• _Exercise prompt_
Write out all of the data exactly as it appears.

• _Data records_
%%
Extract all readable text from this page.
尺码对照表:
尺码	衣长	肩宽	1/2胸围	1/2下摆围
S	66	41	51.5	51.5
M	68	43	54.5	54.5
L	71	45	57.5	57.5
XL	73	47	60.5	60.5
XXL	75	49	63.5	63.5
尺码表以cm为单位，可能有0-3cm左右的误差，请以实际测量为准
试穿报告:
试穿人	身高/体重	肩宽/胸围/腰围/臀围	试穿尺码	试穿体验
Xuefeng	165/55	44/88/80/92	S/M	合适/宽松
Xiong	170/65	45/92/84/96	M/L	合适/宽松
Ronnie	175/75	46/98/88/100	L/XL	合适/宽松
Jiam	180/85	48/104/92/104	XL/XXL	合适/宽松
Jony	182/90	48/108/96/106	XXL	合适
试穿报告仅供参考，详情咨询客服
%%
• _Response to this task_
Extract all readable text from this page.
尺码对照表:
尺码	衣长	肩宽	1/2胸围	1/2下摆围
S	66	41	51.5	51.5
M	68	43	54.5	54.5
L	71	45	57.5	57.5
XL	73	47	60.5	60.5
XXL	75	49	63.5	63.5
尺码表以cm为单位，可能有0-3cm左右的误差，请以实际测量为准
试穿报告:
试穿人	身高/体重	肩宽/胸围/腰围/臀围	试穿尺码	试穿体验
Xuefeng	165/55	44/88/80/92	S/M	合适/宽松
Xiong	170/65	45/92/84/96	M/L	合适/宽松
Ronnie	175/75	46/98/88/100	L/XL	合适/宽松
Jiam	180/85	48/104/92/104	XL/XXL	合适/宽松
Jony	182/90	48/108/96/106	XXL	合适
试穿报告仅供参考，详情咨询客服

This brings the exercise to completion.